■ Supplied data:
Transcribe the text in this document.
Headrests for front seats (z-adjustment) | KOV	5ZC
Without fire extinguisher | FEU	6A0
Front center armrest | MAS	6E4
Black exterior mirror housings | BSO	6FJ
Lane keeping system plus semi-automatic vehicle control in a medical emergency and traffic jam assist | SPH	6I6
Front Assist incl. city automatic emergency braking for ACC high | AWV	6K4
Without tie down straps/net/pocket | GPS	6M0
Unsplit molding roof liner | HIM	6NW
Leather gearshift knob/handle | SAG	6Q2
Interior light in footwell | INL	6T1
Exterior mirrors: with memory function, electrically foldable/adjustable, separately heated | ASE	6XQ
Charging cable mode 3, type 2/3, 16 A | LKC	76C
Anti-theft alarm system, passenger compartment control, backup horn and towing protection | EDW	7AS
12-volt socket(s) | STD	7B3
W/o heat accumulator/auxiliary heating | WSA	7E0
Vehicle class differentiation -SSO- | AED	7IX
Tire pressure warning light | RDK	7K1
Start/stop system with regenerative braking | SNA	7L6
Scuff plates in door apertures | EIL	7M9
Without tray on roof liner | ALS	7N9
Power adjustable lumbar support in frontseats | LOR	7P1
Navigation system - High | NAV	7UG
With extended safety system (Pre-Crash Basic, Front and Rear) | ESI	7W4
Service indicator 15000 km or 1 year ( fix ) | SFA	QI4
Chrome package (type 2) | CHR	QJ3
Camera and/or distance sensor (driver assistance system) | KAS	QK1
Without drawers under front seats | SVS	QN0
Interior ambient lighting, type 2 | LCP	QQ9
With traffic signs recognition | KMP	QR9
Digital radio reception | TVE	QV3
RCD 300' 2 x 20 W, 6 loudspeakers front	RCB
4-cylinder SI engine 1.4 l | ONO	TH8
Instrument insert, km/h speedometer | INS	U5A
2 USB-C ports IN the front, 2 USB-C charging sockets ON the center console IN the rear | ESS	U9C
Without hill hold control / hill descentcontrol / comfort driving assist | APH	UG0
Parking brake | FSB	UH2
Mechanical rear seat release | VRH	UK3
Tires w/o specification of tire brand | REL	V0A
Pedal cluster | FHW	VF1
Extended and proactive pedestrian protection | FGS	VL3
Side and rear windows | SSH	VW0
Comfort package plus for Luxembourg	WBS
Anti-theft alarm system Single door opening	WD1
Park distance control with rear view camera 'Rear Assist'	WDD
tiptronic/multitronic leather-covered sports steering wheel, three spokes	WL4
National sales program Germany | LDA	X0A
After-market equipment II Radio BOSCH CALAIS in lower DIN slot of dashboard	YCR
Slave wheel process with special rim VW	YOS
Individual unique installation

■ Exercise description: Go through the records above and copy every line with the word "distance".

■ Complete response:
Camera and/or distance sensor (driver assistance system) | KAS	QK1
Park distance control with rear view camera 'Rear Assist'	WDD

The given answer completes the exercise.